Your assignment: Go through the entries below. Copy each line in which "Sinne" appears.

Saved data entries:
*-*-*
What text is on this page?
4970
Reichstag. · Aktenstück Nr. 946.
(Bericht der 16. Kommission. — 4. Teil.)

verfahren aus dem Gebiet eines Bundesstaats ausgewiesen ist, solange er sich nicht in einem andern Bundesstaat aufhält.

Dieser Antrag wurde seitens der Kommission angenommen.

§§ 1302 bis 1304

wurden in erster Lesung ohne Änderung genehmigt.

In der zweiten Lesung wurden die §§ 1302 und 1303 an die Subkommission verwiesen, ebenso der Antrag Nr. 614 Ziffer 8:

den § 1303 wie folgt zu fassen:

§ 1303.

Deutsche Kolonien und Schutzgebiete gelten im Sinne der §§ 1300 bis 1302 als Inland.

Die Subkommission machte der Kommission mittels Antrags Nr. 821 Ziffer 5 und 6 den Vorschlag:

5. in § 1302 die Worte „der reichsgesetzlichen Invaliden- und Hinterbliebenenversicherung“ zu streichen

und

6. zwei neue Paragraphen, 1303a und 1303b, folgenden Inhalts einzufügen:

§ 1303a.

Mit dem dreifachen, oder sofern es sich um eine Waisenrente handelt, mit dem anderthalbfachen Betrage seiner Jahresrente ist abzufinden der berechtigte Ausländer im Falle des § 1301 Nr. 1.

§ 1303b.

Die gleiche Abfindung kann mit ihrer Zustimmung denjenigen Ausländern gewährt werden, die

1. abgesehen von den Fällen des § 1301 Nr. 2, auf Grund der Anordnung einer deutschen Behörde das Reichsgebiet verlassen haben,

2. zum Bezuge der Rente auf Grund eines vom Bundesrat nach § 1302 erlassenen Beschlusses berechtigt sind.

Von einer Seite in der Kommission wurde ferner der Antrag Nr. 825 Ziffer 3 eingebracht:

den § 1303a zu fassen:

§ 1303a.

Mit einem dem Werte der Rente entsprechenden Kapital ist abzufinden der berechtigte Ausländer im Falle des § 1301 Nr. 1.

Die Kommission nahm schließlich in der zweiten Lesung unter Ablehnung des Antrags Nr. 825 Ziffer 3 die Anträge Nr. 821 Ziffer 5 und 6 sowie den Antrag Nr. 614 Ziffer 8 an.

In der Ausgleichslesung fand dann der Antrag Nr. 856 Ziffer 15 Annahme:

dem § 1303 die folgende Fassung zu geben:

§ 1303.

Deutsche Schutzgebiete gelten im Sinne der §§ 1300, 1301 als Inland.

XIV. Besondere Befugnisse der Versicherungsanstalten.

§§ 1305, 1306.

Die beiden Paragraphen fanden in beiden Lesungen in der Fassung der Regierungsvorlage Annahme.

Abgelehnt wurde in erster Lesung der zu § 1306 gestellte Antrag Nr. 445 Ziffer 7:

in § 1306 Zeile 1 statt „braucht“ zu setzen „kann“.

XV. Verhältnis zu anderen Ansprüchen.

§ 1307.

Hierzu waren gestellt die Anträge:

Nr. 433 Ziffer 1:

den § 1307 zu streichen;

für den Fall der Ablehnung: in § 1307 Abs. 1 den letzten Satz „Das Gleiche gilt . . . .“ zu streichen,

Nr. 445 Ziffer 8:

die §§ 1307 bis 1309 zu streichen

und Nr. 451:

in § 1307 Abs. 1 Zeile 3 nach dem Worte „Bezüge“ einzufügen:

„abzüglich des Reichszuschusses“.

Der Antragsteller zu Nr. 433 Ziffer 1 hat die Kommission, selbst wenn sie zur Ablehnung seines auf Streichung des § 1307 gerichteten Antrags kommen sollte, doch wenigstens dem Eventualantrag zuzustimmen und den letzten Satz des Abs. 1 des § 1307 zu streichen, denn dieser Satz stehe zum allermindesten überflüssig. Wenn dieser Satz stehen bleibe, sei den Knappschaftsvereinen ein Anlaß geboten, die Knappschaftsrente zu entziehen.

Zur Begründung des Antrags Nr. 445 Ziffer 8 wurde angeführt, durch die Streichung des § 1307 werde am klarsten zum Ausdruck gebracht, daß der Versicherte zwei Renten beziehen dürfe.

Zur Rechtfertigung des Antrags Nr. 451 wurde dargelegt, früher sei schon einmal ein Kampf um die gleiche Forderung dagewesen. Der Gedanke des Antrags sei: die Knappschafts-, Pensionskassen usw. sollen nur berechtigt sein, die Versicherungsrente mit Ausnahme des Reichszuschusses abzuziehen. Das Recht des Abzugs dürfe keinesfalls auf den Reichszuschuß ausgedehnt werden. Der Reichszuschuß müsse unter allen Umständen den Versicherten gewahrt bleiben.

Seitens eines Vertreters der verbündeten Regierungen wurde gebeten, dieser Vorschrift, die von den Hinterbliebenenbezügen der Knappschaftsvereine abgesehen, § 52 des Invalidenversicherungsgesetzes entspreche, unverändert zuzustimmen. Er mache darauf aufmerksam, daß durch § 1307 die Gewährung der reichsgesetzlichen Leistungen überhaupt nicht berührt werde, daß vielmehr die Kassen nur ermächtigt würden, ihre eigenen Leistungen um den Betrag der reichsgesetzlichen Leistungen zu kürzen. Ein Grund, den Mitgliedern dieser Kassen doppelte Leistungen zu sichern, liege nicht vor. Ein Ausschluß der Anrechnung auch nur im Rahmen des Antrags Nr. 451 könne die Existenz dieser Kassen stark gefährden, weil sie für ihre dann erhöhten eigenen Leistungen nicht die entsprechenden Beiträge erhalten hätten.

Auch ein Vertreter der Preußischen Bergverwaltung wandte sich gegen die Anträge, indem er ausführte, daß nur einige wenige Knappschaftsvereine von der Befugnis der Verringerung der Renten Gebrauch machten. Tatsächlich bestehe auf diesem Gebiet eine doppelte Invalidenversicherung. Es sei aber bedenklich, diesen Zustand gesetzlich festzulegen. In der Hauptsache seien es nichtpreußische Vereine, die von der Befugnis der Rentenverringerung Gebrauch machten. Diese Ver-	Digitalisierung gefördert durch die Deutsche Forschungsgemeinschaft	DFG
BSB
*-*-*
Your solution:
Deutsche Kolonien und Schutzgebiete gelten im Sinne der §§ 1300 bis 1302 als Inland.
Deutsche Schutzgebiete gelten im Sinne der §§ 1300, 1301 als Inland.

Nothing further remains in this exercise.